-- Begin Data in this exercise --

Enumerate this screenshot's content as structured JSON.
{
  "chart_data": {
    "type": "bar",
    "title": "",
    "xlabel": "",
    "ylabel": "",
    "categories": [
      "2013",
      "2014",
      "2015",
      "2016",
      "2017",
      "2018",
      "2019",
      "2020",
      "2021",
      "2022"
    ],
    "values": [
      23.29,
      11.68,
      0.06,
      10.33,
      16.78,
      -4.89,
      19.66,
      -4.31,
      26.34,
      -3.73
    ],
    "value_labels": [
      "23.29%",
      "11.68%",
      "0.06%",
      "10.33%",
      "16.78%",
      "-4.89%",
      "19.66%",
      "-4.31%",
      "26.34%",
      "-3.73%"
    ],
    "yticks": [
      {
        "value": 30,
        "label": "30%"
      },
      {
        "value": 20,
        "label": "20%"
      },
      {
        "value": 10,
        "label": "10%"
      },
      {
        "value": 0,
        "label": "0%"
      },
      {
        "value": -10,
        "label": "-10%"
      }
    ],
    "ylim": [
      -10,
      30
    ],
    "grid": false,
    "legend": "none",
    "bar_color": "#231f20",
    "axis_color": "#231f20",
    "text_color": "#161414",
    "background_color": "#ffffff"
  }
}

-- End Data in this exercise --
-- Begin Data in this exercise --

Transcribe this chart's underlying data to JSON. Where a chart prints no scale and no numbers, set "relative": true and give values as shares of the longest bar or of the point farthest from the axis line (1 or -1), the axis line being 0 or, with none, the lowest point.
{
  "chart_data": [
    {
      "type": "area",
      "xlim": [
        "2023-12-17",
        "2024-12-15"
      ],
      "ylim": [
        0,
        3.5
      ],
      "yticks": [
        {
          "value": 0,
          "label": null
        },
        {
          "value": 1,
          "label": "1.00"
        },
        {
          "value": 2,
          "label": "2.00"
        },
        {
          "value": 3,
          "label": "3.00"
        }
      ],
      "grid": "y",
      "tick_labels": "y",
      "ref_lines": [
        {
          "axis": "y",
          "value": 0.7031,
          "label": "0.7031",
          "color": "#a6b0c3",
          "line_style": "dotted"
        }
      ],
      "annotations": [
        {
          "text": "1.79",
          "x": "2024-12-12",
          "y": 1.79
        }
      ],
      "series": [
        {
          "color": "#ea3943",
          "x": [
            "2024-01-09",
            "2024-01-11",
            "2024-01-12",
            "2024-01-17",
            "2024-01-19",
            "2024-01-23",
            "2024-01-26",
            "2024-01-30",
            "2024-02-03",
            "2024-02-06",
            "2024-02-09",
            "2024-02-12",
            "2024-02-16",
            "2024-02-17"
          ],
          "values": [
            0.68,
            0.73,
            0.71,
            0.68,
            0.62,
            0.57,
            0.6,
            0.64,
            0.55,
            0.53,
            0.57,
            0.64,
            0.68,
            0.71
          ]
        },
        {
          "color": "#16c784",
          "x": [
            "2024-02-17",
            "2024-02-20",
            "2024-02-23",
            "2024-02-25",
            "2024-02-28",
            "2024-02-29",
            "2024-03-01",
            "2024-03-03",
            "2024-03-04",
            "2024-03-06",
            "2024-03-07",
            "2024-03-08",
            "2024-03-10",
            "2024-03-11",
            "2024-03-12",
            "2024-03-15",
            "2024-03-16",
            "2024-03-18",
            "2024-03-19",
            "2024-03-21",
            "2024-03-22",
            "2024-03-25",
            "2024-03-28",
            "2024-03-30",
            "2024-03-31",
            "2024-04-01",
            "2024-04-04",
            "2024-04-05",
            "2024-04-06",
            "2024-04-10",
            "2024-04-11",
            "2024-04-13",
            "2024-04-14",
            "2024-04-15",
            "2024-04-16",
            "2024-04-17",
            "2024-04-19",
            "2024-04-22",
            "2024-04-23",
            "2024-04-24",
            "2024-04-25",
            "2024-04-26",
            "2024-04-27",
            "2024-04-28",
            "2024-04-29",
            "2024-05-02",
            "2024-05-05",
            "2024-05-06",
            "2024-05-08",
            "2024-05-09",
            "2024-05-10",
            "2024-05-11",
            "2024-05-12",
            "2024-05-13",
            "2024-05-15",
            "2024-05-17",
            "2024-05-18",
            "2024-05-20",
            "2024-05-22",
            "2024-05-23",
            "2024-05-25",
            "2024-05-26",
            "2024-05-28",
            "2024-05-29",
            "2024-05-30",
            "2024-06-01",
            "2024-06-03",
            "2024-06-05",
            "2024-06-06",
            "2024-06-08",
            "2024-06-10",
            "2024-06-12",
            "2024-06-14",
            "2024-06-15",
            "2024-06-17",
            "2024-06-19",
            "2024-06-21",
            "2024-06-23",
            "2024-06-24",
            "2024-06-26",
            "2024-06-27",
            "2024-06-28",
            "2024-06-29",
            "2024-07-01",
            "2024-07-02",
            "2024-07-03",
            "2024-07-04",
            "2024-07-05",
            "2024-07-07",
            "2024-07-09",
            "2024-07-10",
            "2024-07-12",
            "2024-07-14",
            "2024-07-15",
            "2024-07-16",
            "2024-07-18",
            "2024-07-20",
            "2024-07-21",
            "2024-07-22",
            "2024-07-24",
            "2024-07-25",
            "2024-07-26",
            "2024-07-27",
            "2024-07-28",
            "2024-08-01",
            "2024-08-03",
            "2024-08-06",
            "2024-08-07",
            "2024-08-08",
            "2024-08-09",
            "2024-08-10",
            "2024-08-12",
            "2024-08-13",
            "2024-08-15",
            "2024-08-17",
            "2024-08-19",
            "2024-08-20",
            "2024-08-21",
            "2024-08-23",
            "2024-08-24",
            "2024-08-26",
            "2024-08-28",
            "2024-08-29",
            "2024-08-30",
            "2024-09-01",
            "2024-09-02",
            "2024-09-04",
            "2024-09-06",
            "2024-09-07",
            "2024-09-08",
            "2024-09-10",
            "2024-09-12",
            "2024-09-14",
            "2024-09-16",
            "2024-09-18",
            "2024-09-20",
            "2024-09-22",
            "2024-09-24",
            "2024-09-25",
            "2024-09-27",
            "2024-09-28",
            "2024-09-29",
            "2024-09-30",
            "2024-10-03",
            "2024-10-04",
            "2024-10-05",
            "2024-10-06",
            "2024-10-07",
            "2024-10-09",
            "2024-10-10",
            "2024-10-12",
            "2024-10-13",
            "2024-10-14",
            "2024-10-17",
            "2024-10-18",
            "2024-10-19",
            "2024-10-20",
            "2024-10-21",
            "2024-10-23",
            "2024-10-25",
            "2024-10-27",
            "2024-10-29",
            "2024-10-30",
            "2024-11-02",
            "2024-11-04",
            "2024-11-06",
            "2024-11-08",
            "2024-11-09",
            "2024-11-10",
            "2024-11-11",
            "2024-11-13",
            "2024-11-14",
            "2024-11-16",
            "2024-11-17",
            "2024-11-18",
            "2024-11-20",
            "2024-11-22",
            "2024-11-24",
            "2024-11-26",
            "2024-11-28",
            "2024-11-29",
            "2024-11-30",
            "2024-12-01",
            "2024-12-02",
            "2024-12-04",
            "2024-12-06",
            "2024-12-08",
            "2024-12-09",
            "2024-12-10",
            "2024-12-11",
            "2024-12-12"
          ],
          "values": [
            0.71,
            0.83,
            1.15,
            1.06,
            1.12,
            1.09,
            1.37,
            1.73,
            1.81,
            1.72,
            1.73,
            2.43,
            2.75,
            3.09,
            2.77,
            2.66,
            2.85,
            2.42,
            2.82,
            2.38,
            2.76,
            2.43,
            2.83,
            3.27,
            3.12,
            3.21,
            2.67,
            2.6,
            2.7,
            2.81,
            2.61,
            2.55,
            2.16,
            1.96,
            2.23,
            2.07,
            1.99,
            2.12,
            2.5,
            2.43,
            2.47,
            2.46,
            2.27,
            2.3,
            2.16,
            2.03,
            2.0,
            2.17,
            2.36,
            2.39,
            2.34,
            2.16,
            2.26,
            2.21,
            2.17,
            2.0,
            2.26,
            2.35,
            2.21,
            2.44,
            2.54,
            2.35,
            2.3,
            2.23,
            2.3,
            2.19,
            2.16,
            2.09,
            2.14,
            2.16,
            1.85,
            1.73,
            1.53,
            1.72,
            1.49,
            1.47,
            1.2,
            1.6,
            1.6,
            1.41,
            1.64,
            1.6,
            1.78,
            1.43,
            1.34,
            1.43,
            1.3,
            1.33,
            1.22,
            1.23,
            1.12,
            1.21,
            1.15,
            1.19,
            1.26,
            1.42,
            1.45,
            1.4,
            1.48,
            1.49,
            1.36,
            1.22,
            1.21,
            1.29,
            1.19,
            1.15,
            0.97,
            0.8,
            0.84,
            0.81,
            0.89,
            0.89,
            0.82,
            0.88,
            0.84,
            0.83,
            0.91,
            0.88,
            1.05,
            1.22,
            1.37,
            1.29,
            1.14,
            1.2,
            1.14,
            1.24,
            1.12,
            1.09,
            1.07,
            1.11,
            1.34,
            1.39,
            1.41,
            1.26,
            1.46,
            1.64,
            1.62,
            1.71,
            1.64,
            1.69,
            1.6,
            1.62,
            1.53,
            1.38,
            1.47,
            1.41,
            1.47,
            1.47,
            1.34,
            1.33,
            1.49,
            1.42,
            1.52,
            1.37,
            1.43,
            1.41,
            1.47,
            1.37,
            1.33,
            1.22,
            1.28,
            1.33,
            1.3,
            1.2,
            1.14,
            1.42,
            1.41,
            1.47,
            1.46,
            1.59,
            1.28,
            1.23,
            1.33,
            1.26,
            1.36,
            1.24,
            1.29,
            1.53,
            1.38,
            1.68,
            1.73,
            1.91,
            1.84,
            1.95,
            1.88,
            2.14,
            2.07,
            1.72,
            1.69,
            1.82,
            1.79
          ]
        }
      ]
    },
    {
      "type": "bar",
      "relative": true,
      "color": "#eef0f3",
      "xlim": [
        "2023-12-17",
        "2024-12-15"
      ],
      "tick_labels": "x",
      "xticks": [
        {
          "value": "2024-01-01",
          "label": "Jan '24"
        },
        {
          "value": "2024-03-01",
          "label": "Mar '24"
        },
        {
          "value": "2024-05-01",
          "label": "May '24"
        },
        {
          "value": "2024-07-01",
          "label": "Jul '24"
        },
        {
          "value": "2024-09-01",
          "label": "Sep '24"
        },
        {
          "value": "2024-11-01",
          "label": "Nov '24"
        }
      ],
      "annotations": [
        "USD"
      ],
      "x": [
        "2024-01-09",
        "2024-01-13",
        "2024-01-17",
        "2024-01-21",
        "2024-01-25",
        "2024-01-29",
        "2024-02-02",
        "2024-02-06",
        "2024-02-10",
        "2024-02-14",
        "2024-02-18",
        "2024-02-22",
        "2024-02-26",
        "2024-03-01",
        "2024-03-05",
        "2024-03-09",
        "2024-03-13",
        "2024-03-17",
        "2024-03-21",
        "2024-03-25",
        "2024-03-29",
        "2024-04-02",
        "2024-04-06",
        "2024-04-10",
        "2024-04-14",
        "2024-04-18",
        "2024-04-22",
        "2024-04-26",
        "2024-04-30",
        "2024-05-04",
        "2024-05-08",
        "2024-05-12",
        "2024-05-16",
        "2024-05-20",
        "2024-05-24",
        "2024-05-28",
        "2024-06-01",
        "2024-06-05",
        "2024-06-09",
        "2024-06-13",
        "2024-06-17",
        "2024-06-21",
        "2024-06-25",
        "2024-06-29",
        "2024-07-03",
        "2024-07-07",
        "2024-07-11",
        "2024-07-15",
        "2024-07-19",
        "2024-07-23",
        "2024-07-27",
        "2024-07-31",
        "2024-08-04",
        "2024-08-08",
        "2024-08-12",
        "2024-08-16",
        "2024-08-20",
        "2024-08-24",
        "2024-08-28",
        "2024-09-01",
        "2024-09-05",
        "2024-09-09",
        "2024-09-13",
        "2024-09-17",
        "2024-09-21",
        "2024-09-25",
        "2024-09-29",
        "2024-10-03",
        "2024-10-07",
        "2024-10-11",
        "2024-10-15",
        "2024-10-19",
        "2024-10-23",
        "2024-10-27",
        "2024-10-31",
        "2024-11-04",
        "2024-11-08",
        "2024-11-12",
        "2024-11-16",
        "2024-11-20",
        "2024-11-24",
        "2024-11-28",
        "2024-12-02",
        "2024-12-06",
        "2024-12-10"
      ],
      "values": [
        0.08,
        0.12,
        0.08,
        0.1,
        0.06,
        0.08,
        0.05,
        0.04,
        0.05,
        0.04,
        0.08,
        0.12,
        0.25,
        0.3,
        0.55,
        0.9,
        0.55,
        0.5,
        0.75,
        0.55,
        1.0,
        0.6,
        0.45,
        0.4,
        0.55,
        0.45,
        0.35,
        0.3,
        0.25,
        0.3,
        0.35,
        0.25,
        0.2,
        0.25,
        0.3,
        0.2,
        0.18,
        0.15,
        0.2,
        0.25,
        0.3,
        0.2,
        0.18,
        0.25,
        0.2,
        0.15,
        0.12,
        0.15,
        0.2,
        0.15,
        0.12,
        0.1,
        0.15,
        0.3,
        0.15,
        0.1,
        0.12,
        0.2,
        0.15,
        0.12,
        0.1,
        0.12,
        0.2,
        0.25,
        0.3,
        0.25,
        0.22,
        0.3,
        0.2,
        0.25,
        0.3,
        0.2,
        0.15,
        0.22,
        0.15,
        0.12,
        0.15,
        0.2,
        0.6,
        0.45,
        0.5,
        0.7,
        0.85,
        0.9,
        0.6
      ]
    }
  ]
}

-- End Data in this exercise --

**What is being asked:** Search the listing above for the string "true". Copy every line that contains it.

**Completed task:**
Transcribe this chart's underlying data to JSON. Where a chart prints no scale and no numbers, set "relative": true and give values as shares of the longest bar or of the point farthest from the axis line (1 or -1), the axis line being 0 or, with none, the lowest point.
      "relative": true,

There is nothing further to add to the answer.